Directions:
Every entry must be copied word for word.

# # # # #

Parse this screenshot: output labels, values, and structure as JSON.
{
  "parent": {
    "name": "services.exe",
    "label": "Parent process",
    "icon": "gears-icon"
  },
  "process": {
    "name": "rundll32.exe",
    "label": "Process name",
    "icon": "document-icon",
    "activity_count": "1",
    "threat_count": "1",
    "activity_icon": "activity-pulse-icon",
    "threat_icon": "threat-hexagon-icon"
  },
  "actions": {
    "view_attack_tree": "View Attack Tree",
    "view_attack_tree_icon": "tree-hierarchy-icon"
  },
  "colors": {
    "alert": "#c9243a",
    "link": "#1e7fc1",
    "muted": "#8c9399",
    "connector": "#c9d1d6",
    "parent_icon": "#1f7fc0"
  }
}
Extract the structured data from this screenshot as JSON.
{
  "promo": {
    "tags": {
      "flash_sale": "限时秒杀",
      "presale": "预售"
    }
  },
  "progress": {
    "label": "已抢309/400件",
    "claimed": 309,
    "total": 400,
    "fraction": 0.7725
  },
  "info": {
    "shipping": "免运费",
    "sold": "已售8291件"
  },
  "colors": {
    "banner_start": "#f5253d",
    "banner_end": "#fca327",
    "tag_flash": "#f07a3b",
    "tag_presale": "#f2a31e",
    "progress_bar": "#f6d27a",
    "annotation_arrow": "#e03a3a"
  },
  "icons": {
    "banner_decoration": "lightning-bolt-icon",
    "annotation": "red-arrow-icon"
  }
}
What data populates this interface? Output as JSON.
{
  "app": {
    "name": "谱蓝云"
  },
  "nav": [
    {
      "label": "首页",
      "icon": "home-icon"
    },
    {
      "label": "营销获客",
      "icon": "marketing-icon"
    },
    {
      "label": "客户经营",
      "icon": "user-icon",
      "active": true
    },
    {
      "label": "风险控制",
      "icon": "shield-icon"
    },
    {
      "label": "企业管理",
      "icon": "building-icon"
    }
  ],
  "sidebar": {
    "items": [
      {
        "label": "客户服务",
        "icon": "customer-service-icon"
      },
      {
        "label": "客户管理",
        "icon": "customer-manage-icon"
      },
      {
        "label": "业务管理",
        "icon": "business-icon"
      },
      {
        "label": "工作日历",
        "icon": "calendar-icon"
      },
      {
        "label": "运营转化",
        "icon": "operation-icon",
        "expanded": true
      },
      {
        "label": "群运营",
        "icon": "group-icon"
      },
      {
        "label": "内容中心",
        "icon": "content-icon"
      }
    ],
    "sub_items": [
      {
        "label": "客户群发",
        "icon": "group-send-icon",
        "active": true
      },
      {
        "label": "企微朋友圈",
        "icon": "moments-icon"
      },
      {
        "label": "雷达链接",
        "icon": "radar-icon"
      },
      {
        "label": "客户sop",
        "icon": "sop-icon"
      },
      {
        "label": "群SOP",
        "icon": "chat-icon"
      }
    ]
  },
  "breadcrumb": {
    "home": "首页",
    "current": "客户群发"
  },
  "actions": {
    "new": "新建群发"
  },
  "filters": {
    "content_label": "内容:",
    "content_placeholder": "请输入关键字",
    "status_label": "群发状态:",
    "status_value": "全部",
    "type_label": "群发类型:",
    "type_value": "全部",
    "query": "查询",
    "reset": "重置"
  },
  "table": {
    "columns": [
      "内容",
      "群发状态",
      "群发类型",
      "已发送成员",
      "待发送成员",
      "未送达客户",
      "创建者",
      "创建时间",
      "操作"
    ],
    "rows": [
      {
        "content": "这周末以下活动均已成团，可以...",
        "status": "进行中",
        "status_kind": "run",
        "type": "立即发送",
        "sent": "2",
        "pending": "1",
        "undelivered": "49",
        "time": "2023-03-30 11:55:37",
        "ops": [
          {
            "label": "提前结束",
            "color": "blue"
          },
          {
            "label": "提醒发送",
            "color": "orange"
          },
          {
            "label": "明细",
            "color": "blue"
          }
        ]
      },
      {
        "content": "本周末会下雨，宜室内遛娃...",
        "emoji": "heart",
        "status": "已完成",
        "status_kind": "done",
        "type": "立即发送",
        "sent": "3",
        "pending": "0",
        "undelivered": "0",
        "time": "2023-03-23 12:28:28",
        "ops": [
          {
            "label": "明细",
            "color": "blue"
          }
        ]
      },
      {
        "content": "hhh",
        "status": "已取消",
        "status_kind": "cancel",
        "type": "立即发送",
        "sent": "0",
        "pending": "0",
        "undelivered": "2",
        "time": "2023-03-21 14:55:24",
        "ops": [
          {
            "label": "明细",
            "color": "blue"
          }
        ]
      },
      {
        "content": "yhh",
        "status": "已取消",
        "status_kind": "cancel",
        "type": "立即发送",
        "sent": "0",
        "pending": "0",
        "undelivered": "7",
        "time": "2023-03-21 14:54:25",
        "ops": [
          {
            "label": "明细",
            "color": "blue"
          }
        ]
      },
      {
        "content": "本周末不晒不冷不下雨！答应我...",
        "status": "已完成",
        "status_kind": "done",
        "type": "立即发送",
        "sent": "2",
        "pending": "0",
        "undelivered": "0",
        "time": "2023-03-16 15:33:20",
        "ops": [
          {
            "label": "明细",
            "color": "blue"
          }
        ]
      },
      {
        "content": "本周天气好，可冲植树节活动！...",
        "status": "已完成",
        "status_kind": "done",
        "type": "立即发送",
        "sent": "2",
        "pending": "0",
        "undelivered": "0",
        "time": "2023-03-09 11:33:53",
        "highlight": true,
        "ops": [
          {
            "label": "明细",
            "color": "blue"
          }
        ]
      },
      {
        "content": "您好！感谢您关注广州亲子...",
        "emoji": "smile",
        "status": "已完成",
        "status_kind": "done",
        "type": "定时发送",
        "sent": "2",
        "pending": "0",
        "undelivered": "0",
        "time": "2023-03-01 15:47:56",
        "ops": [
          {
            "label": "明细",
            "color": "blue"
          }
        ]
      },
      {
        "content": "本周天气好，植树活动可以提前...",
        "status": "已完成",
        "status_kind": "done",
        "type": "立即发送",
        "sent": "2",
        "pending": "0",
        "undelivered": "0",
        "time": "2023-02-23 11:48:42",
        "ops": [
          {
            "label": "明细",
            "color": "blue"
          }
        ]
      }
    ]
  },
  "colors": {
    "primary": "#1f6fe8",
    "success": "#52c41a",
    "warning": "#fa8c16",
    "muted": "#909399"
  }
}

# # # # #

Answer to this problem:
Parse this screenshot: output labels, values, and structure as JSON.
{
  "parent": {
    "name": "services.exe",
    "label": "Parent process",
    "icon": "gears-icon"
  },
  "process": {
    "name": "rundll32.exe",
    "label": "Process name",
    "icon": "document-icon",
    "activity_count": "1",
    "threat_count": "1",
    "activity_icon": "activity-pulse-icon",
    "threat_icon": "threat-hexagon-icon"
  },
  "actions": {
    "view_attack_tree": "View Attack Tree",
    "view_attack_tree_icon": "tree-hierarchy-icon"
  },
  "colors": {
    "alert": "#c9243a",
    "link": "#1e7fc1",
    "muted": "#8c9399",
    "connector": "#c9d1d6",
    "parent_icon": "#1f7fc0"
  }
}
Extract the structured data from this screenshot as JSON.
{
  "promo": {
    "tags": {
      "flash_sale": "限时秒杀",
      "presale": "预售"
    }
  },
  "progress": {
    "label": "已抢309/400件",
    "claimed": 309,
    "total": 400,
    "fraction": 0.7725
  },
  "info": {
    "shipping": "免运费",
    "sold": "已售8291件"
  },
  "colors": {
    "banner_start": "#f5253d",
    "banner_end": "#fca327",
    "tag_flash": "#f07a3b",
    "tag_presale": "#f2a31e",
    "progress_bar": "#f6d27a",
    "annotation_arrow": "#e03a3a"
  },
  "icons": {
    "banner_decoration": "lightning-bolt-icon",
    "annotation": "red-arrow-icon"
  }
}
What data populates this interface? Output as JSON.
{
  "app": {
    "name": "谱蓝云"
  },
  "nav": [
    {
      "label": "首页",
      "icon": "home-icon"
    },
    {
      "label": "营销获客",
      "icon": "marketing-icon"
    },
    {
      "label": "客户经营",
      "icon": "user-icon",
      "active": true
    },
    {
      "label": "风险控制",
      "icon": "shield-icon"
    },
    {
      "label": "企业管理",
      "icon": "building-icon"
    }
  ],
  "sidebar": {
    "items": [
      {
        "label": "客户服务",
        "icon": "customer-service-icon"
      },
      {
        "label": "客户管理",
        "icon": "customer-manage-icon"
      },
      {
        "label": "业务管理",
        "icon": "business-icon"
      },
      {
        "label": "工作日历",
        "icon": "calendar-icon"
      },
      {
        "label": "运营转化",
        "icon": "operation-icon",
        "expanded": true
      },
      {
        "label": "群运营",
        "icon": "group-icon"
      },
      {
        "label": "内容中心",
        "icon": "content-icon"
      }
    ],
    "sub_items": [
      {
        "label": "客户群发",
        "icon": "group-send-icon",
        "active": true
      },
      {
        "label": "企微朋友圈",
        "icon": "moments-icon"
      },
      {
        "label": "雷达链接",
        "icon": "radar-icon"
      },
      {
        "label": "客户sop",
        "icon": "sop-icon"
      },
      {
        "label": "群SOP",
        "icon": "chat-icon"
      }
    ]
  },
  "breadcrumb": {
    "home": "首页",
    "current": "客户群发"
  },
  "actions": {
    "new": "新建群发"
  },
  "filters": {
    "content_label": "内容:",
    "content_placeholder": "请输入关键字",
    "status_label": "群发状态:",
    "status_value": "全部",
    "type_label": "群发类型:",
    "type_value": "全部",
    "query": "查询",
    "reset": "重置"
  },
  "table": {
    "columns": [
      "内容",
      "群发状态",
      "群发类型",
      "已发送成员",
      "待发送成员",
      "未送达客户",
      "创建者",
      "创建时间",
      "操作"
    ],
    "rows": [
      {
        "content": "这周末以下活动均已成团，可以...",
        "status": "进行中",
        "status_kind": "run",
        "type": "立即发送",
        "sent": "2",
        "pending": "1",
        "undelivered": "49",
        "time": "2023-03-30 11:55:37",
        "ops": [
          {
            "label": "提前结束",
            "color": "blue"
          },
          {
            "label": "提醒发送",
            "color": "orange"
          },
          {
            "label": "明细",
            "color": "blue"
          }
        ]
      },
      {
        "content": "本周末会下雨，宜室内遛娃...",
        "emoji": "heart",
        "status": "已完成",
        "status_kind": "done",
        "type": "立即发送",
        "sent": "3",
        "pending": "0",
        "undelivered": "0",
        "time": "2023-03-23 12:28:28",
        "ops": [
          {
            "label": "明细",
            "color": "blue"
          }
        ]
      },
      {
        "content": "hhh",
        "status": "已取消",
        "status_kind": "cancel",
        "type": "立即发送",
        "sent": "0",
        "pending": "0",
        "undelivered": "2",
        "time": "2023-03-21 14:55:24",
        "ops": [
          {
            "label": "明细",
            "color": "blue"
          }
        ]
      },
      {
        "content": "yhh",
        "status": "已取消",
        "status_kind": "cancel",
        "type": "立即发送",
        "sent": "0",
        "pending": "0",
        "undelivered": "7",
        "time": "2023-03-21 14:54:25",
        "ops": [
          {
            "label": "明细",
            "color": "blue"
          }
        ]
      },
      {
        "content": "本周末不晒不冷不下雨！答应我...",
        "status": "已完成",
        "status_kind": "done",
        "type": "立即发送",
        "sent": "2",
        "pending": "0",
        "undelivered": "0",
        "time": "2023-03-16 15:33:20",
        "ops": [
          {
            "label": "明细",
            "color": "blue"
          }
        ]
      },
      {
        "content": "本周天气好，可冲植树节活动！...",
        "status": "已完成",
        "status_kind": "done",
        "type": "立即发送",
        "sent": "2",
        "pending": "0",
        "undelivered": "0",
        "time": "2023-03-09 11:33:53",
        "highlight": true,
        "ops": [
          {
            "label": "明细",
            "color": "blue"
          }
        ]
      },
      {
        "content": "您好！感谢您关注广州亲子...",
        "emoji": "smile",
        "status": "已完成",
        "status_kind": "done",
        "type": "定时发送",
        "sent": "2",
        "pending": "0",
        "undelivered": "0",
        "time": "2023-03-01 15:47:56",
        "ops": [
          {
            "label": "明细",
            "color": "blue"
          }
        ]
      },
      {
        "content": "本周天气好，植树活动可以提前...",
        "status": "已完成",
        "status_kind": "done",
        "type": "立即发送",
        "sent": "2",
        "pending": "0",
        "undelivered": "0",
        "time": "2023-02-23 11:48:42",
        "ops": [
          {
            "label": "明细",
            "color": "blue"
          }
        ]
      }
    ]
  },
  "colors": {
    "primary": "#1f6fe8",
    "success": "#52c41a",
    "warning": "#fa8c16",
    "muted": "#909399"
  }
}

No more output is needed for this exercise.